WRITTEN TASK: Single out the lines that include the word "rows". Copy them.

Stored items from a collection:
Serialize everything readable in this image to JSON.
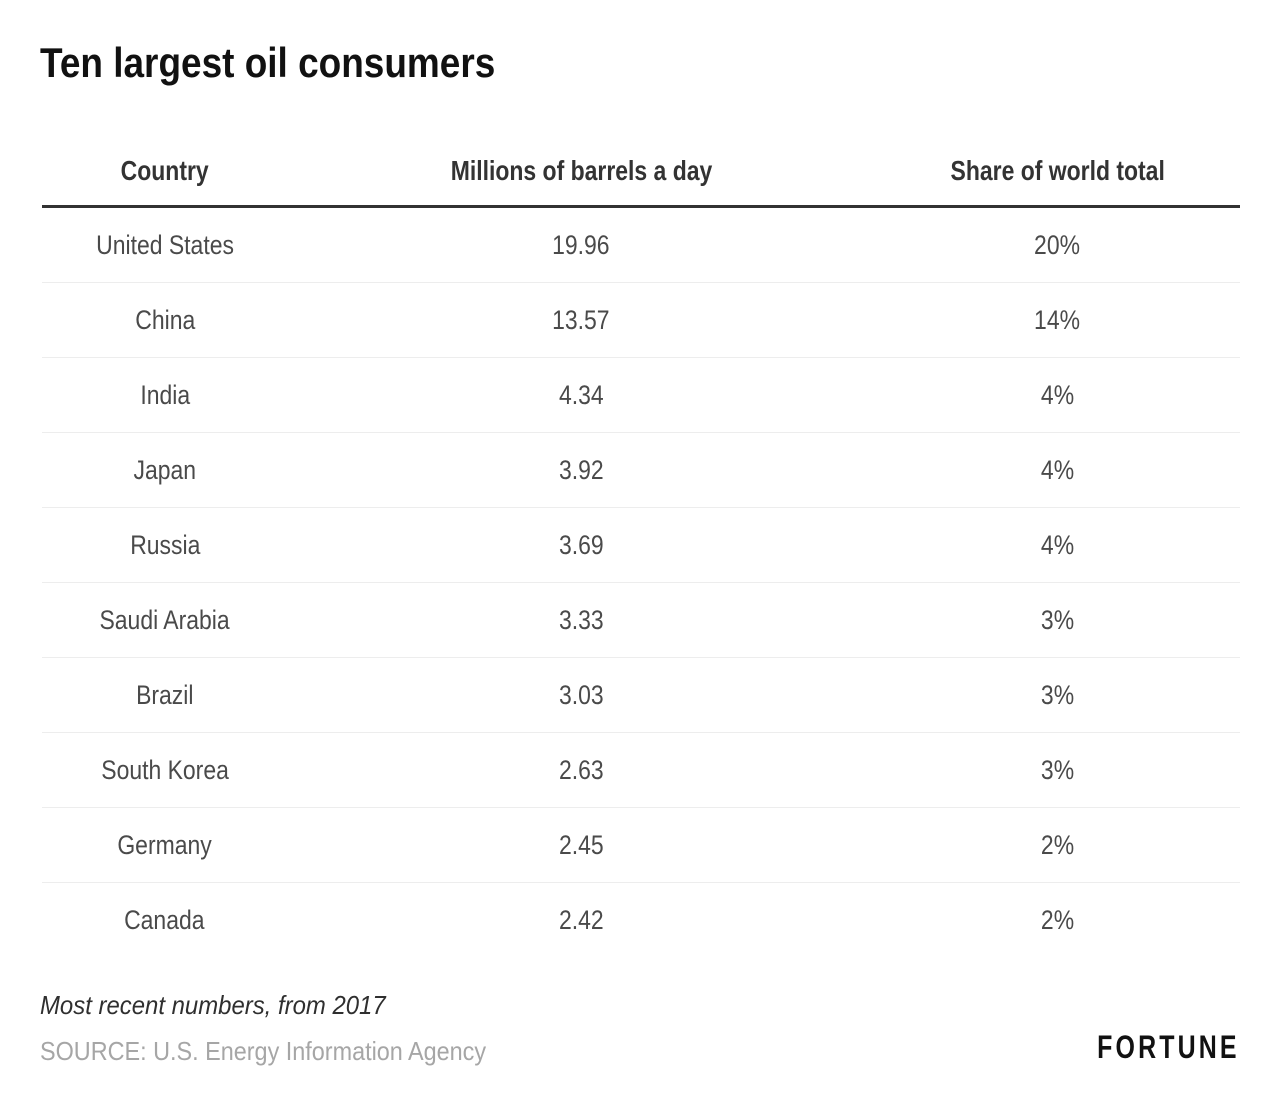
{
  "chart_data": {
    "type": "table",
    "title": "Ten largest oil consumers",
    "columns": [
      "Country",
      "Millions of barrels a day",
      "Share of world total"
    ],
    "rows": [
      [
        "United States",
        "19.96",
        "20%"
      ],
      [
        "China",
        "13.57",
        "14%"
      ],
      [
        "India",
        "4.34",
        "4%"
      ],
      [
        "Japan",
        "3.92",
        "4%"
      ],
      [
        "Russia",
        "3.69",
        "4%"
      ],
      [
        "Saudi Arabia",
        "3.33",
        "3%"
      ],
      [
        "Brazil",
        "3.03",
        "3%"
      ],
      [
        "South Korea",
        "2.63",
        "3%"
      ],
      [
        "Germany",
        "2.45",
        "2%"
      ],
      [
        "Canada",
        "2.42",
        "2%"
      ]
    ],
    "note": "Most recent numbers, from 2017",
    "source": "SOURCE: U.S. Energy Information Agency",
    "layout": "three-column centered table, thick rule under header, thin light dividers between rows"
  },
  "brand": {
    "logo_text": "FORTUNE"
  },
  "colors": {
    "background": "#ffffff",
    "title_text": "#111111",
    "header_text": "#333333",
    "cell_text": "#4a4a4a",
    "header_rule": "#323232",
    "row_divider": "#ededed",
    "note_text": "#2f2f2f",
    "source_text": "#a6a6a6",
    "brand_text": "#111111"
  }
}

OUTPUT FOR THIS TASK:
    "rows": [
    "layout": "three-column centered table, thick rule under header, thin light dividers between rows"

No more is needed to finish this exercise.